__Job__
Copy all lines of the listing that include the string "screenshot".

(Stored items)
.....

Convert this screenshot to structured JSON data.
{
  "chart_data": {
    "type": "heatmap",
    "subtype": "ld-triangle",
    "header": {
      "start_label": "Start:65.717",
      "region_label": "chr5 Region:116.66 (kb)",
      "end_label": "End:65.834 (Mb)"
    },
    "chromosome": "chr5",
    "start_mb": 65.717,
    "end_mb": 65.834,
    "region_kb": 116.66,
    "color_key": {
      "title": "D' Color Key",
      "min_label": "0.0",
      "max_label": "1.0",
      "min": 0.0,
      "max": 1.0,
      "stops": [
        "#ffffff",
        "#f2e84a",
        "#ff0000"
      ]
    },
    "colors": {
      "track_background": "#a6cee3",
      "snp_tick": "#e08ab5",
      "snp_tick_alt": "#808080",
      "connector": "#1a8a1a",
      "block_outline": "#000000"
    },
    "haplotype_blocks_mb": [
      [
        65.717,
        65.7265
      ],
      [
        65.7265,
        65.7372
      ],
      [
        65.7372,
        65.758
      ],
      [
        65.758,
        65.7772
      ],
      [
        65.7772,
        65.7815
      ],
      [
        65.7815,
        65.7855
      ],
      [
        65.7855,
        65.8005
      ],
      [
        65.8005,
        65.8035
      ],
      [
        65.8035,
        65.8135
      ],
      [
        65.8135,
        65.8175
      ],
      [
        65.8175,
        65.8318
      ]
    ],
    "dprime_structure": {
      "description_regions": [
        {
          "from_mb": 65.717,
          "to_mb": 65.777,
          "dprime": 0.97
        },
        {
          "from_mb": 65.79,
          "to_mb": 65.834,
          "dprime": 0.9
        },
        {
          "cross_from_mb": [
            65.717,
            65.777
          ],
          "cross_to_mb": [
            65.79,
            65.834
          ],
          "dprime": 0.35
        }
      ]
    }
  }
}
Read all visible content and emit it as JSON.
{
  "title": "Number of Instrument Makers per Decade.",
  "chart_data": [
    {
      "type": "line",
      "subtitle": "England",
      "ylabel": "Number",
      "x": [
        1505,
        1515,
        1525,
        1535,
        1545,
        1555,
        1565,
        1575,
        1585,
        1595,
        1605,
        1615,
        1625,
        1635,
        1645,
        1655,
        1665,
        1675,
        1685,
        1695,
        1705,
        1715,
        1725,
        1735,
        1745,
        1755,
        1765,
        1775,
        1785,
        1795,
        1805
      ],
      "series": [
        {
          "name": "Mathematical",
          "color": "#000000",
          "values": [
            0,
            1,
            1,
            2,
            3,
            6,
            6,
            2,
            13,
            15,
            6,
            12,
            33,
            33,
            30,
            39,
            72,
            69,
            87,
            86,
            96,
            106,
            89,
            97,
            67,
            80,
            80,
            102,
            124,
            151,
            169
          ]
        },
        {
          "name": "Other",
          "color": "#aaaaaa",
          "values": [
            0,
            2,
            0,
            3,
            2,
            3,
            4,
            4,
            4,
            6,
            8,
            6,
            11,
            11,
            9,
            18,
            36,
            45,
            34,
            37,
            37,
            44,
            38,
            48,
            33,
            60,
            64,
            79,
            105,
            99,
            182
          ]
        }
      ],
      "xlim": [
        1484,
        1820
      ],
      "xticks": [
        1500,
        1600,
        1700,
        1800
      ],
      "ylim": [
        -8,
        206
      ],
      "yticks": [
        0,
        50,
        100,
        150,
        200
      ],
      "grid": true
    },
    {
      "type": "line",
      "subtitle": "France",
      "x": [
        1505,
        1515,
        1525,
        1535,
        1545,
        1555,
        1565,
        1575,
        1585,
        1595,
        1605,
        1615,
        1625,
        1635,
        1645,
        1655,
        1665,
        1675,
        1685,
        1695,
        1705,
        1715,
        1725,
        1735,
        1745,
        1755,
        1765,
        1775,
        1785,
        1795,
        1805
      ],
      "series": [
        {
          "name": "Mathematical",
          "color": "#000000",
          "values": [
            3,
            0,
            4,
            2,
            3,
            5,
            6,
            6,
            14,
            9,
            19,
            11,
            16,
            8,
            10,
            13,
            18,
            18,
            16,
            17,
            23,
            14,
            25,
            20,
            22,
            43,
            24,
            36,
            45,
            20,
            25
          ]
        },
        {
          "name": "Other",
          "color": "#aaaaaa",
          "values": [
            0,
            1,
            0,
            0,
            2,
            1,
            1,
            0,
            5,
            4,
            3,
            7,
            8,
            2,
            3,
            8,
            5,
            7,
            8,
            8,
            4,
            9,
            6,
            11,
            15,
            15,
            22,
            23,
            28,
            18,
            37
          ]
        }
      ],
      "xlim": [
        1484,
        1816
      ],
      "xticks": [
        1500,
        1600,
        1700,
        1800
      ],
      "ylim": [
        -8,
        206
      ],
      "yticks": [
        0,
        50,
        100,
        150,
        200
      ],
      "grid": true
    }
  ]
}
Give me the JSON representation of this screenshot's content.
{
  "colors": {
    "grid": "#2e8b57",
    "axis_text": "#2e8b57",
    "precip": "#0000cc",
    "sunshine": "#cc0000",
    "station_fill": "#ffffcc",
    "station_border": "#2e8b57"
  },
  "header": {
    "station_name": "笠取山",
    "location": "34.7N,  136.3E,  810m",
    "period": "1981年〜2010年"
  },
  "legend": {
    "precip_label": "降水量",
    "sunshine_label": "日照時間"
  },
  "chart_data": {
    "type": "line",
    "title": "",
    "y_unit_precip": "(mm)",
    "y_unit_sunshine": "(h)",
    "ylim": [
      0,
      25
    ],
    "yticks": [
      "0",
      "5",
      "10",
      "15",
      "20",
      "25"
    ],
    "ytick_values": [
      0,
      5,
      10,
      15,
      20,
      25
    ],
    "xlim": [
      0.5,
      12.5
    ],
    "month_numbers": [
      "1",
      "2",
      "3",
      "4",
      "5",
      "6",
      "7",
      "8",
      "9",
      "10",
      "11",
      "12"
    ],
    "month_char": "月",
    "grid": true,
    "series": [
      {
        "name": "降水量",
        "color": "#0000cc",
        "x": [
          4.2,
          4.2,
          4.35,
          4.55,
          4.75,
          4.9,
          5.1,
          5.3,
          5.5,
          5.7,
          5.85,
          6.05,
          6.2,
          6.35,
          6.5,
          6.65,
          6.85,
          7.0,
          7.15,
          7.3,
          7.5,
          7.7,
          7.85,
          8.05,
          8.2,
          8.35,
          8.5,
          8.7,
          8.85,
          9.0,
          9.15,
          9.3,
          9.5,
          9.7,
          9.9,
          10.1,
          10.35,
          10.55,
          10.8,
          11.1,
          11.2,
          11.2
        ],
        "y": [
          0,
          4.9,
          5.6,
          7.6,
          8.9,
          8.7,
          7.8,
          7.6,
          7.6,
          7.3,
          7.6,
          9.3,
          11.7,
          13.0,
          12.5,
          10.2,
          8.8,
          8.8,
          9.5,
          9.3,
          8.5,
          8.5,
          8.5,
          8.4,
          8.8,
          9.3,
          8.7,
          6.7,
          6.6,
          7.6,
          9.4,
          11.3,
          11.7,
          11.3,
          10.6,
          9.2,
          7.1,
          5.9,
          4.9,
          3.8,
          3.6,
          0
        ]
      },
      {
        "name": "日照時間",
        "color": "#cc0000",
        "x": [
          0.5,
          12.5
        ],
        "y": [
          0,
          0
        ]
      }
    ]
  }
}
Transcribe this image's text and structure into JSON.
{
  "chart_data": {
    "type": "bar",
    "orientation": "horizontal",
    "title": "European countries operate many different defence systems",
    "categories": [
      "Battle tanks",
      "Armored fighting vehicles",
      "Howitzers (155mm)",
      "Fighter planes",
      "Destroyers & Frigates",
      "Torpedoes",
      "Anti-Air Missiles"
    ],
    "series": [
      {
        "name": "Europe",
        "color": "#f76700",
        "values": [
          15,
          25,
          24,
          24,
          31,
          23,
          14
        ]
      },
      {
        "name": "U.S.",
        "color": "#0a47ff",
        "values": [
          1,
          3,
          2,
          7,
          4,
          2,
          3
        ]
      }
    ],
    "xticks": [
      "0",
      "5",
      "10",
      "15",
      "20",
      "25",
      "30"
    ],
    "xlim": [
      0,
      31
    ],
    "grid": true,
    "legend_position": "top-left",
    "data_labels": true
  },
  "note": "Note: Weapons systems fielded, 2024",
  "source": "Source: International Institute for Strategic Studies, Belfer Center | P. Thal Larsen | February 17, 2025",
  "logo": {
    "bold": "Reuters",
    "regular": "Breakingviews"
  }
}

.....

__Result__
Convert this screenshot to structured JSON data.
Give me the JSON representation of this screenshot's content.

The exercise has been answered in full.